=== Exercise requirements ===
Write the material out again in full, word for word. Do not include the pictures.

=== Exercise data ===

= = = = =

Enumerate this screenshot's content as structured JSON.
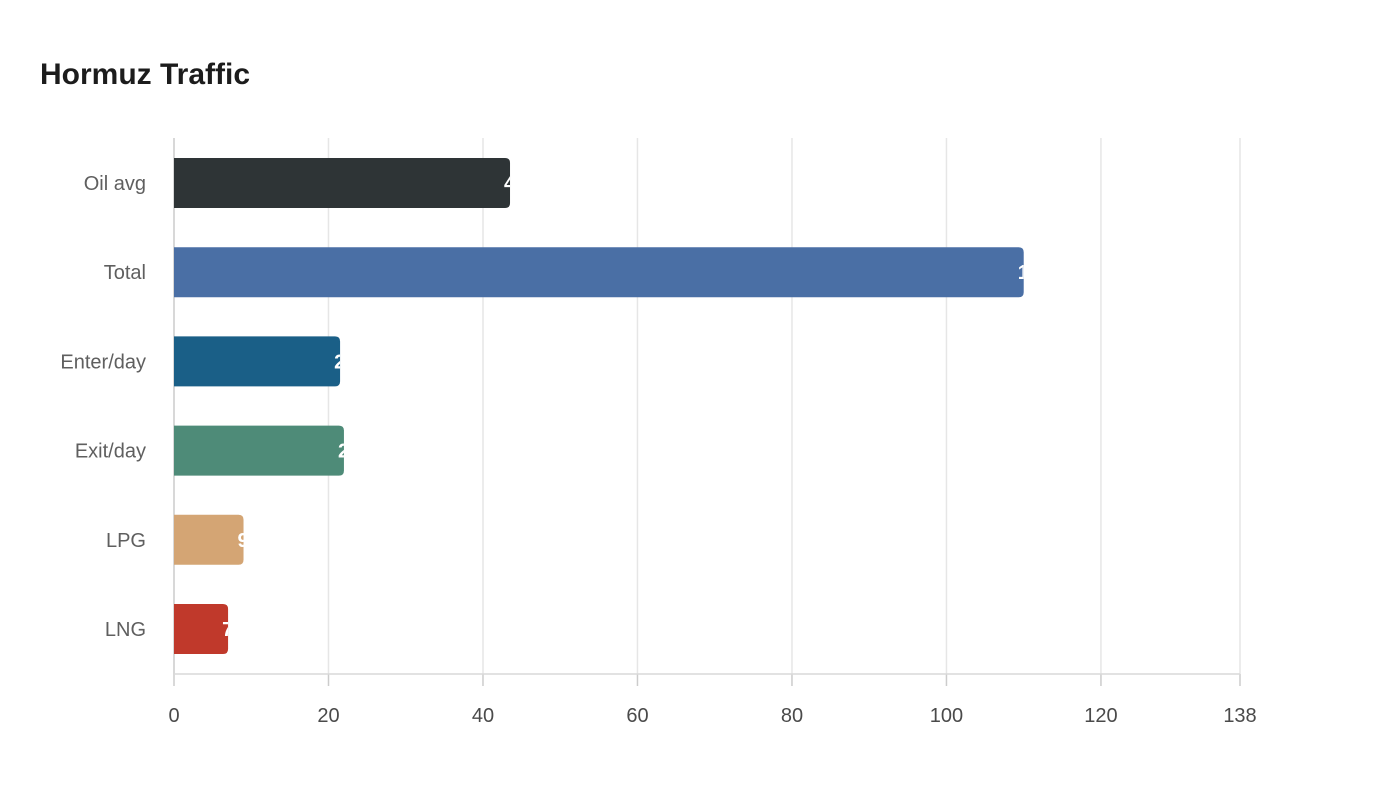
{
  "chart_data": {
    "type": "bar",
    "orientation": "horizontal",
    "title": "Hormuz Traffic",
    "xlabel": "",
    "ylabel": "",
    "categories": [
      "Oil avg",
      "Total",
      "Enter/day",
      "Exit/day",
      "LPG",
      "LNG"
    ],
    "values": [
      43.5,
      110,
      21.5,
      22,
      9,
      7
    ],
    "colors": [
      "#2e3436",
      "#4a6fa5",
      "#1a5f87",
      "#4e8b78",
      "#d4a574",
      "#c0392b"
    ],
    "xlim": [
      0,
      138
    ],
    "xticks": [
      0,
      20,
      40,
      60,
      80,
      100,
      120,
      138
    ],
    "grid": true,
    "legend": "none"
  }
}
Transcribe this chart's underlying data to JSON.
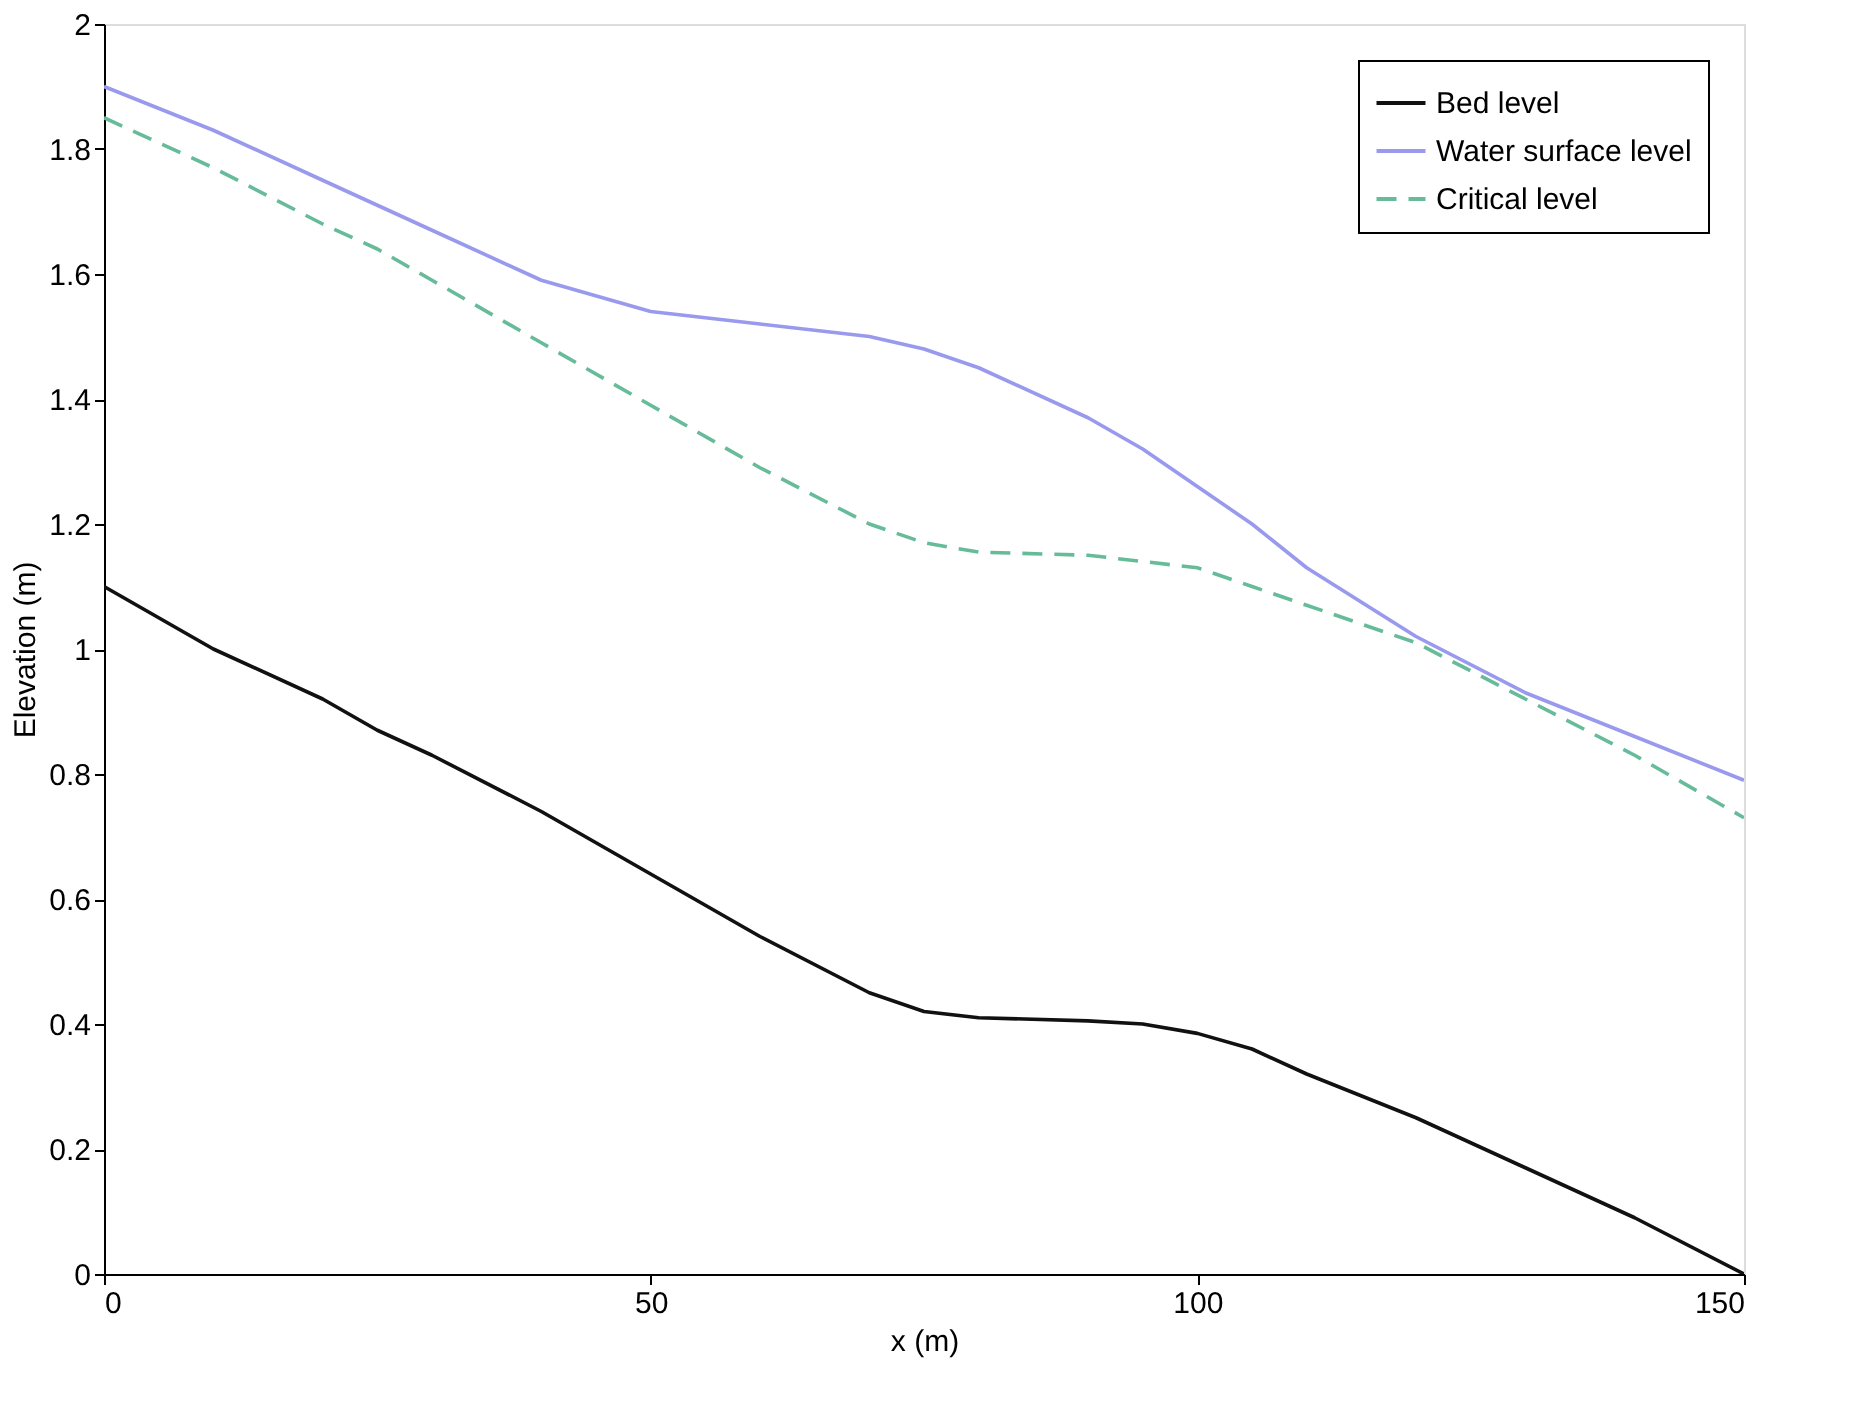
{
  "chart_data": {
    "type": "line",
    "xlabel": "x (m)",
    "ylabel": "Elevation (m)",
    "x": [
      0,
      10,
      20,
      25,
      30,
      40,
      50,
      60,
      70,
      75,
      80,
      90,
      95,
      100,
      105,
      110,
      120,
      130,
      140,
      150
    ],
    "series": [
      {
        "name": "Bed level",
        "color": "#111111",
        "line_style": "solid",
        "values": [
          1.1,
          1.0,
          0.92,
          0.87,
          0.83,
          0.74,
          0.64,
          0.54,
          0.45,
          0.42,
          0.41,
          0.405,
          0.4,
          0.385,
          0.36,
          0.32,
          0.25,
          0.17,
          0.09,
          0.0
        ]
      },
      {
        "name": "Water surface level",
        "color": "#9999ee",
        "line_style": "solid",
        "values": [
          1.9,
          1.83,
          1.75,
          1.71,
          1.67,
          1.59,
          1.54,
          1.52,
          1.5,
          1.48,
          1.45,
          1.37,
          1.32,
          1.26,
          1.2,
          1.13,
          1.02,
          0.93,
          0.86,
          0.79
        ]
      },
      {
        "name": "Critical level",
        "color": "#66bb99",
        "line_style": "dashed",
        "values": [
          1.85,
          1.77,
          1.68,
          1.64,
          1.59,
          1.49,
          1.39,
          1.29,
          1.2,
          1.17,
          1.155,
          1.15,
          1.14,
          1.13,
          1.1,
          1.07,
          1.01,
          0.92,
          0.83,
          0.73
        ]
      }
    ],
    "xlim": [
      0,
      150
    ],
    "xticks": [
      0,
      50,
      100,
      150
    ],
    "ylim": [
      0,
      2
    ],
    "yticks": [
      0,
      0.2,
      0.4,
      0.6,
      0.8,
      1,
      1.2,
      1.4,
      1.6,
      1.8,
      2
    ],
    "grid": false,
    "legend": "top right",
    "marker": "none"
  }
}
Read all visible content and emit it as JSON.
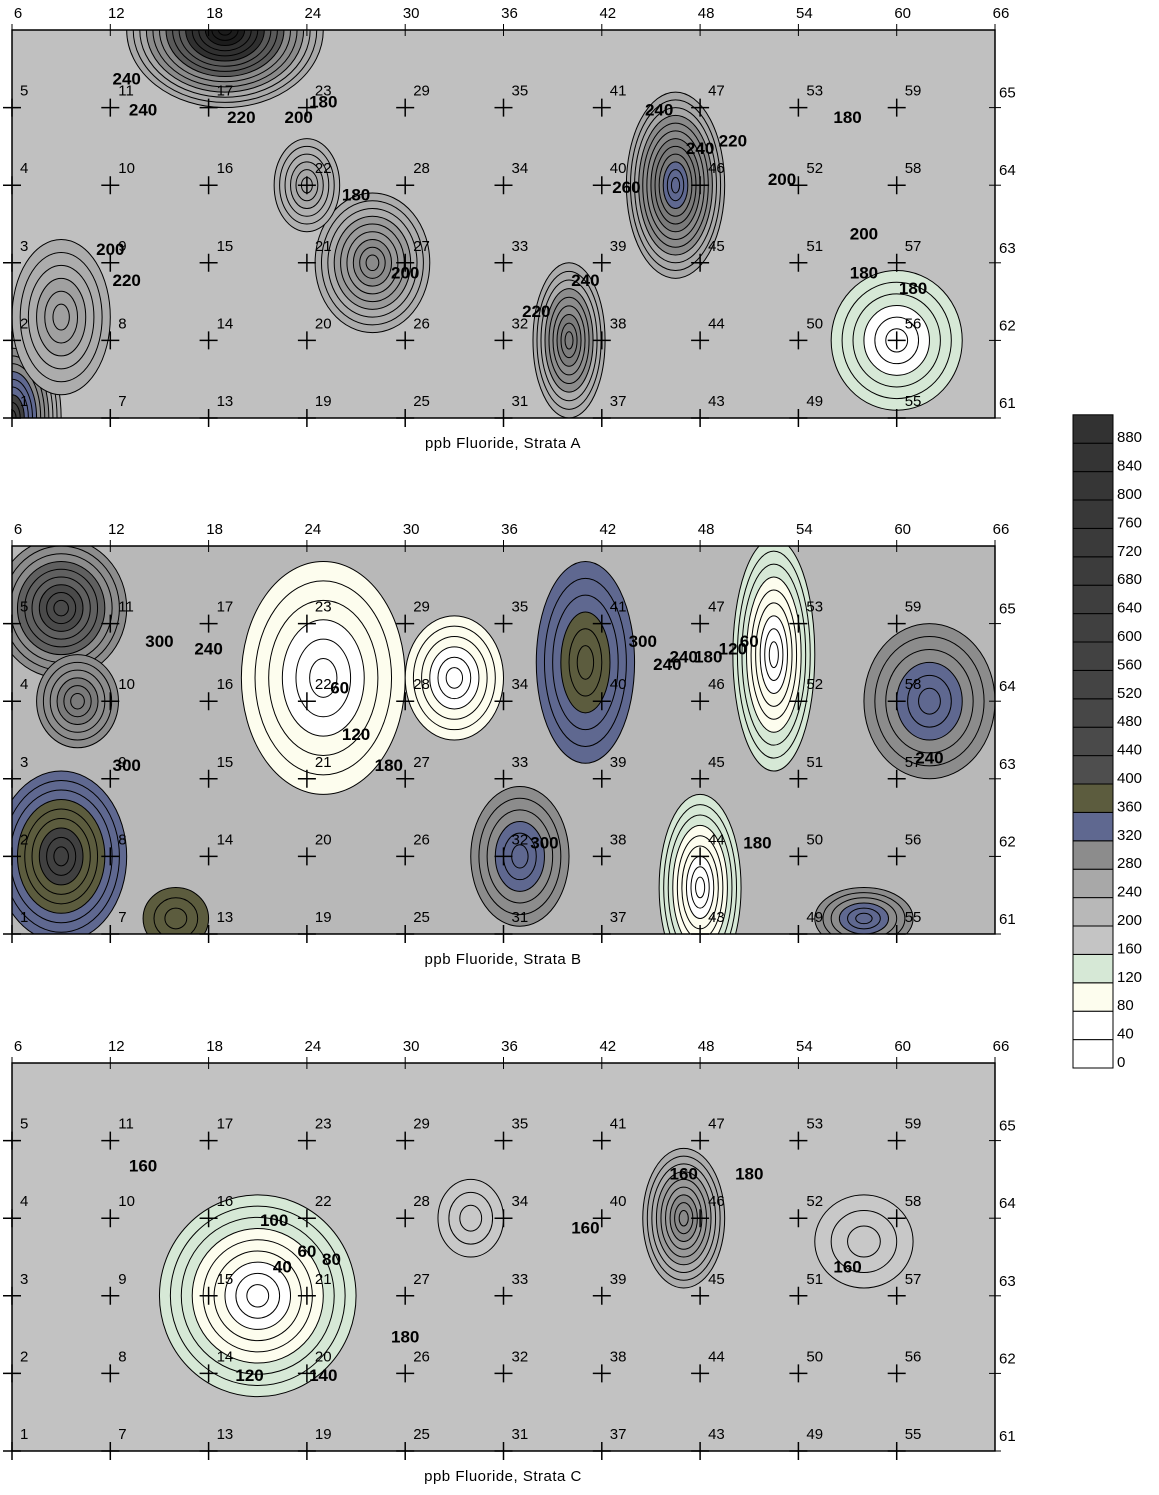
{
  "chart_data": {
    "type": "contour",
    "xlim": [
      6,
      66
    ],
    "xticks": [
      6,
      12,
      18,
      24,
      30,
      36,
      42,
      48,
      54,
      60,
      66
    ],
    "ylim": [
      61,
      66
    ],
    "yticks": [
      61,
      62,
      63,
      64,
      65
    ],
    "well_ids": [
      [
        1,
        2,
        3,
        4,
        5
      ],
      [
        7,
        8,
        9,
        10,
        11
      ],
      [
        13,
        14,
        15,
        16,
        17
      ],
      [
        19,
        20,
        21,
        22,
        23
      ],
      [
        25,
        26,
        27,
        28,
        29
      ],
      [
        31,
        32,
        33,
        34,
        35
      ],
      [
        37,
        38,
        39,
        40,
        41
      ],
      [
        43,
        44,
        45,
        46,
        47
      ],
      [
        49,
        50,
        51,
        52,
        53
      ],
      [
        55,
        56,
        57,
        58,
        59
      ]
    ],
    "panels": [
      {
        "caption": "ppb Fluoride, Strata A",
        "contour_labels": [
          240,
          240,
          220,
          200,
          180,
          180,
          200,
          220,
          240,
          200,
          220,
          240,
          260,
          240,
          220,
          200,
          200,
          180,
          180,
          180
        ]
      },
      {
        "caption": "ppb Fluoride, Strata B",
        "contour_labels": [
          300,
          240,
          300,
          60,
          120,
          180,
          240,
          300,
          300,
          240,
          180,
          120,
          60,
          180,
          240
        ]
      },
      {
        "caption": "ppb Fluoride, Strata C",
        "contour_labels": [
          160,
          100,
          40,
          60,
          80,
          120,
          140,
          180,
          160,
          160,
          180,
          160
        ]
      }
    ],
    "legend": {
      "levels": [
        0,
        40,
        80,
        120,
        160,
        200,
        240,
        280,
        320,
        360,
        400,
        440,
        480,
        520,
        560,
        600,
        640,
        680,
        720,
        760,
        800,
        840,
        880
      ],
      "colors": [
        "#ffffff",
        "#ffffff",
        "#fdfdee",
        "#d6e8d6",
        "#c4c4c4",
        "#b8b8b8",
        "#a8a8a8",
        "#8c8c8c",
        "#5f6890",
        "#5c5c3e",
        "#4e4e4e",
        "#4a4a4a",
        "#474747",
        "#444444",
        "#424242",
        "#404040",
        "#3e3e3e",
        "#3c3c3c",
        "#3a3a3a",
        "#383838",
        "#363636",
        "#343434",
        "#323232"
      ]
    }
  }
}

= = = = =

=== Response for this exercise ===
Enumerate this screenshot's content as structured JSON.
{
  "chart_data": {
    "type": "bar",
    "orientation": "horizontal",
    "title": "Hormuz Traffic",
    "xlabel": "",
    "ylabel": "",
    "categories": [
      "Oil avg",
      "Total",
      "Enter/day",
      "Exit/day",
      "LPG",
      "LNG"
    ],
    "values": [
      43.5,
      110,
      21.5,
      22,
      9,
      7
    ],
    "colors": [
      "#2e3436",
      "#4a6fa5",
      "#1a5f87",
      "#4e8b78",
      "#d4a574",
      "#c0392b"
    ],
    "xlim": [
      0,
      138
    ],
    "xticks": [
      0,
      20,
      40,
      60,
      80,
      100,
      120,
      138
    ],
    "grid": true,
    "legend": "none"
  }
}
Transcribe this chart's underlying data to JSON.
{
  "chart_data": {
    "type": "line",
    "xlabel": "x (m)",
    "ylabel": "Elevation (m)",
    "x": [
      0,
      10,
      20,
      25,
      30,
      40,
      50,
      60,
      70,
      75,
      80,
      90,
      95,
      100,
      105,
      110,
      120,
      130,
      140,
      150
    ],
    "series": [
      {
        "name": "Bed level",
        "color": "#111111",
        "line_style": "solid",
        "values": [
          1.1,
          1.0,
          0.92,
          0.87,
          0.83,
          0.74,
          0.64,
          0.54,
          0.45,
          0.42,
          0.41,
          0.405,
          0.4,
          0.385,
          0.36,
          0.32,
          0.25,
          0.17,
          0.09,
          0.0
        ]
      },
      {
        "name": "Water surface level",
        "color": "#9999ee",
        "line_style": "solid",
        "values": [
          1.9,
          1.83,
          1.75,
          1.71,
          1.67,
          1.59,
          1.54,
          1.52,
          1.5,
          1.48,
          1.45,
          1.37,
          1.32,
          1.26,
          1.2,
          1.13,
          1.02,
          0.93,
          0.86,
          0.79
        ]
      },
      {
        "name": "Critical level",
        "color": "#66bb99",
        "line_style": "dashed",
        "values": [
          1.85,
          1.77,
          1.68,
          1.64,
          1.59,
          1.49,
          1.39,
          1.29,
          1.2,
          1.17,
          1.155,
          1.15,
          1.14,
          1.13,
          1.1,
          1.07,
          1.01,
          0.92,
          0.83,
          0.73
        ]
      }
    ],
    "xlim": [
      0,
      150
    ],
    "xticks": [
      0,
      50,
      100,
      150
    ],
    "ylim": [
      0,
      2
    ],
    "yticks": [
      0,
      0.2,
      0.4,
      0.6,
      0.8,
      1,
      1.2,
      1.4,
      1.6,
      1.8,
      2
    ],
    "grid": false,
    "legend": "top right",
    "marker": "none"
  }
}
Read all visible content and emit it as JSON.
{
  "chart_data": {
    "type": "contour",
    "xlim": [
      6,
      66
    ],
    "xticks": [
      6,
      12,
      18,
      24,
      30,
      36,
      42,
      48,
      54,
      60,
      66
    ],
    "ylim": [
      61,
      66
    ],
    "yticks": [
      61,
      62,
      63,
      64,
      65
    ],
    "well_ids": [
      [
        1,
        2,
        3,
        4,
        5
      ],
      [
        7,
        8,
        9,
        10,
        11
      ],
      [
        13,
        14,
        15,
        16,
        17
      ],
      [
        19,
        20,
        21,
        22,
        23
      ],
      [
        25,
        26,
        27,
        28,
        29
      ],
      [
        31,
        32,
        33,
        34,
        35
      ],
      [
        37,
        38,
        39,
        40,
        41
      ],
      [
        43,
        44,
        45,
        46,
        47
      ],
      [
        49,
        50,
        51,
        52,
        53
      ],
      [
        55,
        56,
        57,
        58,
        59
      ]
    ],
    "panels": [
      {
        "caption": "ppb Fluoride, Strata A",
        "contour_labels": [
          240,
          240,
          220,
          200,
          180,
          180,
          200,
          220,
          240,
          200,
          220,
          240,
          260,
          240,
          220,
          200,
          200,
          180,
          180,
          180
        ]
      },
      {
        "caption": "ppb Fluoride, Strata B",
        "contour_labels": [
          300,
          240,
          300,
          60,
          120,
          180,
          240,
          300,
          300,
          240,
          180,
          120,
          60,
          180,
          240
        ]
      },
      {
        "caption": "ppb Fluoride, Strata C",
        "contour_labels": [
          160,
          100,
          40,
          60,
          80,
          120,
          140,
          180,
          160,
          160,
          180,
          160
        ]
      }
    ],
    "legend": {
      "levels": [
        0,
        40,
        80,
        120,
        160,
        200,
        240,
        280,
        320,
        360,
        400,
        440,
        480,
        520,
        560,
        600,
        640,
        680,
        720,
        760,
        800,
        840,
        880
      ],
      "colors": [
        "#ffffff",
        "#ffffff",
        "#fdfdee",
        "#d6e8d6",
        "#c4c4c4",
        "#b8b8b8",
        "#a8a8a8",
        "#8c8c8c",
        "#5f6890",
        "#5c5c3e",
        "#4e4e4e",
        "#4a4a4a",
        "#474747",
        "#444444",
        "#424242",
        "#404040",
        "#3e3e3e",
        "#3c3c3c",
        "#3a3a3a",
        "#383838",
        "#363636",
        "#343434",
        "#323232"
      ]
    }
  }
}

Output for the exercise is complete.